[Dataset rows]
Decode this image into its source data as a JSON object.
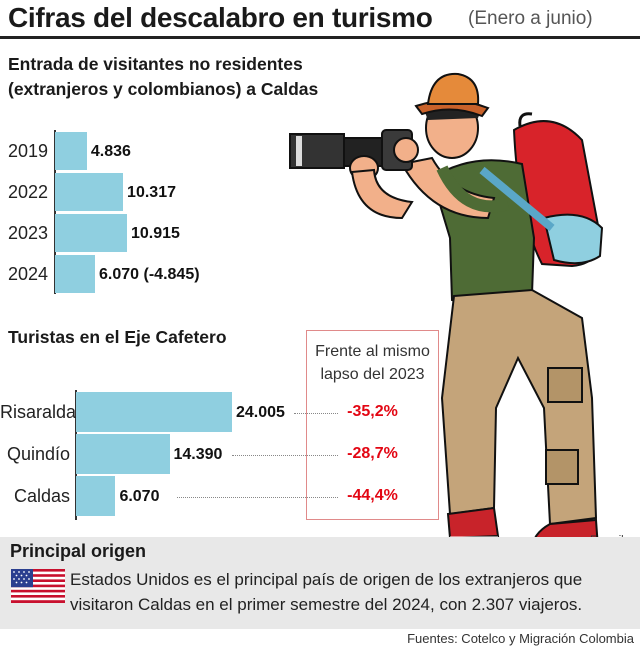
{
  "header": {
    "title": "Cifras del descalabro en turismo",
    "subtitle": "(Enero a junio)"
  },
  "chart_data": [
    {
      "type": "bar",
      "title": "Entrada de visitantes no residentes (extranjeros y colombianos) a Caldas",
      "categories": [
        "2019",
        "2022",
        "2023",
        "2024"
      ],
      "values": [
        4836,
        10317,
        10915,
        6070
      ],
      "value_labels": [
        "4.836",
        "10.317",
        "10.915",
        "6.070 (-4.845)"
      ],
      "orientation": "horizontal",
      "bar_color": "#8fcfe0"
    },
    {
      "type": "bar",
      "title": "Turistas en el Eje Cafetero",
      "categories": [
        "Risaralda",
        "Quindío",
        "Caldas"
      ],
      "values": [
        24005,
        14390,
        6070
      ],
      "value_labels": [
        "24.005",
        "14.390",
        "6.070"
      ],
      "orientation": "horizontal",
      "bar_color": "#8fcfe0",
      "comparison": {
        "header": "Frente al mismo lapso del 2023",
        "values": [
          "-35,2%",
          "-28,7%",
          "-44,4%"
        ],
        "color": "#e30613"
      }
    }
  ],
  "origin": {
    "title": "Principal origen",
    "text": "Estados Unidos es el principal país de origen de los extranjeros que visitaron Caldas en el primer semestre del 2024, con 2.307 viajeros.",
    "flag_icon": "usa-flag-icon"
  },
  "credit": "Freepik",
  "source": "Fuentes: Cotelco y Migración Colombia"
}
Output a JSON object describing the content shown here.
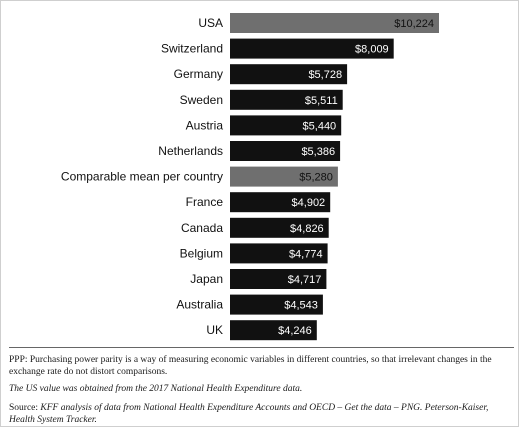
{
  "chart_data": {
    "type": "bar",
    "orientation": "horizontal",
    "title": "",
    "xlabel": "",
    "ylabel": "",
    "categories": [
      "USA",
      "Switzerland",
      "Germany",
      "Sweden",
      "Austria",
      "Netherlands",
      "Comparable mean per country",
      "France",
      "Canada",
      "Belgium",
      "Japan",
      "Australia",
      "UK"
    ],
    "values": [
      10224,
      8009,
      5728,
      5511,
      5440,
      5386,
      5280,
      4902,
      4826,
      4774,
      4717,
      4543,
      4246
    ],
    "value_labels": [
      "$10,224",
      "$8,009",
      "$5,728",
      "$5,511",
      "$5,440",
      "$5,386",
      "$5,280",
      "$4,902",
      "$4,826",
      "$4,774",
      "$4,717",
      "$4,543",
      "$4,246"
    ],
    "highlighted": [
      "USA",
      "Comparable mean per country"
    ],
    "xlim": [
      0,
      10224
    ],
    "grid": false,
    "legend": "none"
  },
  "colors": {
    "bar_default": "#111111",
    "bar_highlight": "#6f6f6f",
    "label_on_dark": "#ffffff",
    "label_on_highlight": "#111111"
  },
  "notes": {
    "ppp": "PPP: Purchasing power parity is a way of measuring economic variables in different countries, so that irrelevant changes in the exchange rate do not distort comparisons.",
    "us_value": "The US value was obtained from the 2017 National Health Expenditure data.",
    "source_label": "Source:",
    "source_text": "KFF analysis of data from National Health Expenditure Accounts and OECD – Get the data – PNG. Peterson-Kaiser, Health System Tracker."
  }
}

→ **Goal**
From the line with "Output a JSON" down to the end of the entries, retype each line exactly as written, but drop the pictures.

→ **Answer to this exercise**
Output a JSON object describing the content shown here.
{
  "chart_data": {
    "type": "bar",
    "orientation": "horizontal",
    "title": "",
    "xlabel": "",
    "ylabel": "",
    "categories": [
      "USA",
      "Switzerland",
      "Germany",
      "Sweden",
      "Austria",
      "Netherlands",
      "Comparable mean per country",
      "France",
      "Canada",
      "Belgium",
      "Japan",
      "Australia",
      "UK"
    ],
    "values": [
      10224,
      8009,
      5728,
      5511,
      5440,
      5386,
      5280,
      4902,
      4826,
      4774,
      4717,
      4543,
      4246
    ],
    "value_labels": [
      "$10,224",
      "$8,009",
      "$5,728",
      "$5,511",
      "$5,440",
      "$5,386",
      "$5,280",
      "$4,902",
      "$4,826",
      "$4,774",
      "$4,717",
      "$4,543",
      "$4,246"
    ],
    "highlighted": [
      "USA",
      "Comparable mean per country"
    ],
    "xlim": [
      0,
      10224
    ],
    "grid": false,
    "legend": "none"
  },
  "colors": {
    "bar_default": "#111111",
    "bar_highlight": "#6f6f6f",
    "label_on_dark": "#ffffff",
    "label_on_highlight": "#111111"
  },
  "notes": {
    "ppp": "PPP: Purchasing power parity is a way of measuring economic variables in different countries, so that irrelevant changes in the exchange rate do not distort comparisons.",
    "us_value": "The US value was obtained from the 2017 National Health Expenditure data.",
    "source_label": "Source:",
    "source_text": "KFF analysis of data from National Health Expenditure Accounts and OECD – Get the data – PNG. Peterson-Kaiser, Health System Tracker."
  }
}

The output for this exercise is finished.